*WHAT IS EXPECTED*:
Filter the records below down to lines containing "Male".

[Dataset records on visual material]
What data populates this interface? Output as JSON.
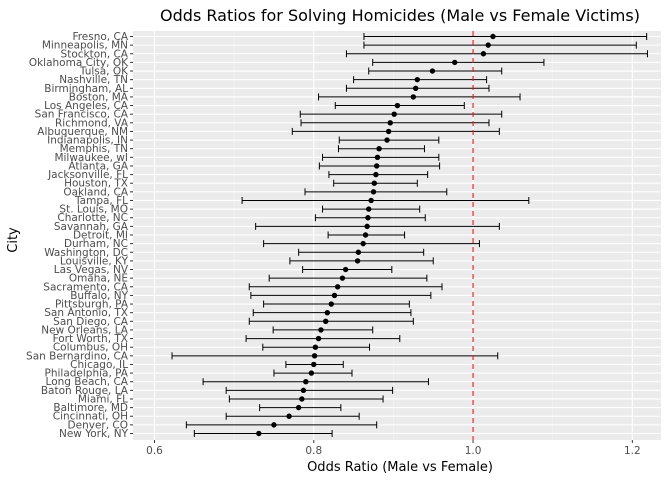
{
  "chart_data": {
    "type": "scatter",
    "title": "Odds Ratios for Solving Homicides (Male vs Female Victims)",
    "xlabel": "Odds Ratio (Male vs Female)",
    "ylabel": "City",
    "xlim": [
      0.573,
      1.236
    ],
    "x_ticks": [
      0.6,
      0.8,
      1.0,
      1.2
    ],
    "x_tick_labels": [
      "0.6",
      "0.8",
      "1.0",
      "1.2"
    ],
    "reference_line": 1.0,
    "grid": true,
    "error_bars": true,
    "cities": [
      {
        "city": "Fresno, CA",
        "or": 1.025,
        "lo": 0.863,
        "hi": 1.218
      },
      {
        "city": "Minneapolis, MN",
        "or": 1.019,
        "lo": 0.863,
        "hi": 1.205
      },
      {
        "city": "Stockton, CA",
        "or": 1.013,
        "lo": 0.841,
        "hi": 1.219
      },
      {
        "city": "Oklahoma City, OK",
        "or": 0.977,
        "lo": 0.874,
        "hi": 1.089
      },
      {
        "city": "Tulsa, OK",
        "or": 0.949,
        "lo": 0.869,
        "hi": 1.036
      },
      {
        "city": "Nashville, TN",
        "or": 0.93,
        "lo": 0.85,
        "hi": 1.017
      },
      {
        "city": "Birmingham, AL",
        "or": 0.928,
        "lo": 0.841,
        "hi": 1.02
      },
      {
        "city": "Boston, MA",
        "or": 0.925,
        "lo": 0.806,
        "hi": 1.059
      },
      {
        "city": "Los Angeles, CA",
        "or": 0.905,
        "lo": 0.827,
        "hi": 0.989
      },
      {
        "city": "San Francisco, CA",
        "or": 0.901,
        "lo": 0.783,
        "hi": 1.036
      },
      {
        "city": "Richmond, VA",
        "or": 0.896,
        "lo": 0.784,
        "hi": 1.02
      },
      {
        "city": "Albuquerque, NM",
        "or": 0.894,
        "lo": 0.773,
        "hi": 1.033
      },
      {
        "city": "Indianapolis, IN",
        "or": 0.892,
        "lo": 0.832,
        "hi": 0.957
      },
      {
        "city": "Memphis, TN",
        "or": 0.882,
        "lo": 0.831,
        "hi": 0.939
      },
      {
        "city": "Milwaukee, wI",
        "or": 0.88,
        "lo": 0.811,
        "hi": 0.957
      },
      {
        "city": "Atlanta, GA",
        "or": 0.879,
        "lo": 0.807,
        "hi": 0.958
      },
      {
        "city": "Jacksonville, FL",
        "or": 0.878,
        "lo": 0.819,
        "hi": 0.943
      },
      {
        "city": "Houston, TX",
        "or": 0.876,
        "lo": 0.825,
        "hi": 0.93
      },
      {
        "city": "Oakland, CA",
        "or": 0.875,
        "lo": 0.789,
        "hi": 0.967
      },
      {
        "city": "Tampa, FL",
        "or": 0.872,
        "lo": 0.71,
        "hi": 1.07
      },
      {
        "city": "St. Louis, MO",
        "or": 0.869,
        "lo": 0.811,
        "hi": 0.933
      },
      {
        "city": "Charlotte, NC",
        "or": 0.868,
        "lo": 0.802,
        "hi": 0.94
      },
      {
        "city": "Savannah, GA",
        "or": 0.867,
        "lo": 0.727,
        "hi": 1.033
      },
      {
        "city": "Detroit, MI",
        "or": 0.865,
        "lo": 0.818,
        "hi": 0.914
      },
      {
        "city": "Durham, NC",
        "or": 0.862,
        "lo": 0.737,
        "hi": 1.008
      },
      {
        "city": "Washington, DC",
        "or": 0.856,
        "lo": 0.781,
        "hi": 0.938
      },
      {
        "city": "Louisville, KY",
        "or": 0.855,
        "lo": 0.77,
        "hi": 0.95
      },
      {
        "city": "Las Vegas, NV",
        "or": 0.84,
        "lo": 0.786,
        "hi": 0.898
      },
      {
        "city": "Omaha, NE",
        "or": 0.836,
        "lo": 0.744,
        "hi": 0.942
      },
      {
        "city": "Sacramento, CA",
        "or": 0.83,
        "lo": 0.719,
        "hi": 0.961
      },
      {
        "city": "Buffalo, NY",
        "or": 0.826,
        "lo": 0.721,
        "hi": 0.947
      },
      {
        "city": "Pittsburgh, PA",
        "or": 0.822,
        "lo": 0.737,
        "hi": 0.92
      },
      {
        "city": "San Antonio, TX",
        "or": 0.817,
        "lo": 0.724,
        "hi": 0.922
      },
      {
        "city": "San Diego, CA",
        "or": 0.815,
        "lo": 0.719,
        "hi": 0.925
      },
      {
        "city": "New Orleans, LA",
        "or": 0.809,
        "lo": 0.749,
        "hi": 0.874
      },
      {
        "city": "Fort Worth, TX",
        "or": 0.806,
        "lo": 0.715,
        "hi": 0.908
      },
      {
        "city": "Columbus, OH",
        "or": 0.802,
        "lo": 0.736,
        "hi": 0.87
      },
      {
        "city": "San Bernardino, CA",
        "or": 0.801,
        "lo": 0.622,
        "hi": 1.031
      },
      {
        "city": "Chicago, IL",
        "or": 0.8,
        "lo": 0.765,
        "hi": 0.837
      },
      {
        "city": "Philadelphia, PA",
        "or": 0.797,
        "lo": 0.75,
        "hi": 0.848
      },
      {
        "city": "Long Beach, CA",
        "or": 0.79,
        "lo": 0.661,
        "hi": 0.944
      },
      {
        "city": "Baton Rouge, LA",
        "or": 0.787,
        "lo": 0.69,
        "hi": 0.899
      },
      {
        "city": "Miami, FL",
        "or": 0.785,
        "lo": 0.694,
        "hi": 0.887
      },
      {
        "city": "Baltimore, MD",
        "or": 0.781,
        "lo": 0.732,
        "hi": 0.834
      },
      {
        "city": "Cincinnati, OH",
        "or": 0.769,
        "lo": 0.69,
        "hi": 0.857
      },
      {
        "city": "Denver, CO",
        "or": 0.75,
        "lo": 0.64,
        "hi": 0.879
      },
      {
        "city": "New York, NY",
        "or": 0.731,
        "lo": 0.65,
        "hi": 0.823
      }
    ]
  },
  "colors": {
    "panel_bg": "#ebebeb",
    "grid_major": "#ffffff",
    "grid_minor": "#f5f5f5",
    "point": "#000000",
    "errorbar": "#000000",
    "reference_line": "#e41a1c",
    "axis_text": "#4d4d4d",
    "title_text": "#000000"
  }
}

*TASK OUTPUT*:
    "title": "Odds Ratios for Solving Homicides (Male vs Female Victims)",
    "xlabel": "Odds Ratio (Male vs Female)",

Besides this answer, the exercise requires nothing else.